◆ **BRIEF**: Repeat the lines that follow, leaving nothing out.

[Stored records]
☆ ☆ ☆ ☆ ☆ ☆ ☆

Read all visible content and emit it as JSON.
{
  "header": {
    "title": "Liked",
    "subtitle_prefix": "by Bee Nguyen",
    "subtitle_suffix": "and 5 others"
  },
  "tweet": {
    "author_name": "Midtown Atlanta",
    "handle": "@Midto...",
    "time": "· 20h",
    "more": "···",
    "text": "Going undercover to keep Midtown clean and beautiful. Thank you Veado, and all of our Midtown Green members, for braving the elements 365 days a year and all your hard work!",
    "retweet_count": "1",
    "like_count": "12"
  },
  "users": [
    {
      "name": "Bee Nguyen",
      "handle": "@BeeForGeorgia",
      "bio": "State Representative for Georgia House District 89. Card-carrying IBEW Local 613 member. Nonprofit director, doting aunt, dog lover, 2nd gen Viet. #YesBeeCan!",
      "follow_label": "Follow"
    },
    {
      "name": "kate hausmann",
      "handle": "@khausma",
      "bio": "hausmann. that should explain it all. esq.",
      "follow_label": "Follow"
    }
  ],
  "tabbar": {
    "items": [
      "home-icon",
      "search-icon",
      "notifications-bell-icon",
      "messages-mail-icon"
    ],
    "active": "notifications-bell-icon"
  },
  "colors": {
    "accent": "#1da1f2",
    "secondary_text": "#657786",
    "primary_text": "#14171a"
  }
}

☆ ☆ ☆ ☆ ☆ ☆ ☆

◆ **ANSWER TO THE PROBLEM**:
Read all visible content and emit it as JSON.
{
  "header": {
    "title": "Liked",
    "subtitle_prefix": "by Bee Nguyen",
    "subtitle_suffix": "and 5 others"
  },
  "tweet": {
    "author_name": "Midtown Atlanta",
    "handle": "@Midto...",
    "time": "· 20h",
    "more": "···",
    "text": "Going undercover to keep Midtown clean and beautiful. Thank you Veado, and all of our Midtown Green members, for braving the elements 365 days a year and all your hard work!",
    "retweet_count": "1",
    "like_count": "12"
  },
  "users": [
    {
      "name": "Bee Nguyen",
      "handle": "@BeeForGeorgia",
      "bio": "State Representative for Georgia House District 89. Card-carrying IBEW Local 613 member. Nonprofit director, doting aunt, dog lover, 2nd gen Viet. #YesBeeCan!",
      "follow_label": "Follow"
    },
    {
      "name": "kate hausmann",
      "handle": "@khausma",
      "bio": "hausmann. that should explain it all. esq.",
      "follow_label": "Follow"
    }
  ],
  "tabbar": {
    "items": [
      "home-icon",
      "search-icon",
      "notifications-bell-icon",
      "messages-mail-icon"
    ],
    "active": "notifications-bell-icon"
  },
  "colors": {
    "accent": "#1da1f2",
    "secondary_text": "#657786",
    "primary_text": "#14171a"
  }
}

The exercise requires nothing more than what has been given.